■ Task description: Gather all lines in the records below that include the word "enquete".

◆ ◆ ◆ ◆ ◆ ◆ ◆

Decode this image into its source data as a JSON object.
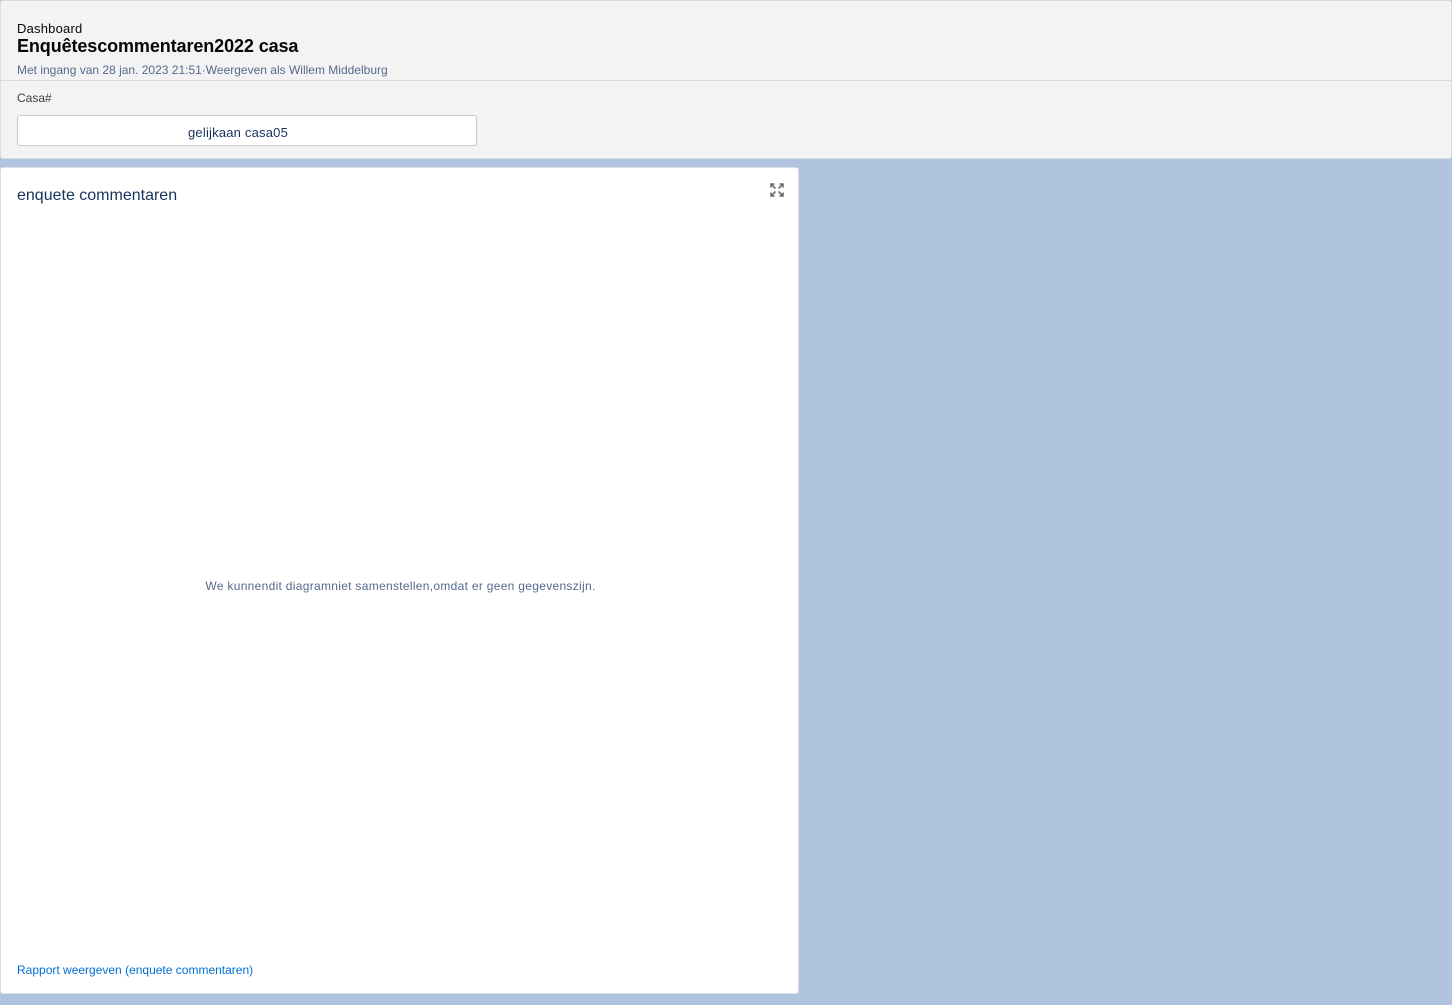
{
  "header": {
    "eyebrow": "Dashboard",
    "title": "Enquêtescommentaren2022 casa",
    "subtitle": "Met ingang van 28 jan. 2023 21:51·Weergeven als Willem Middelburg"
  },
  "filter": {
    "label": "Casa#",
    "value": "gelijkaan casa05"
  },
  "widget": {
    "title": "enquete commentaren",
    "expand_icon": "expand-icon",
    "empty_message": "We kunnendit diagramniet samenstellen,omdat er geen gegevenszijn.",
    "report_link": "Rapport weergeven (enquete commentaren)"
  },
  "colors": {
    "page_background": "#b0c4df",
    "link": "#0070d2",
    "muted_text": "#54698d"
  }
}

◆ ◆ ◆ ◆ ◆ ◆ ◆

■ Problem solution:
    "title": "enquete commentaren",
    "report_link": "Rapport weergeven (enquete commentaren)"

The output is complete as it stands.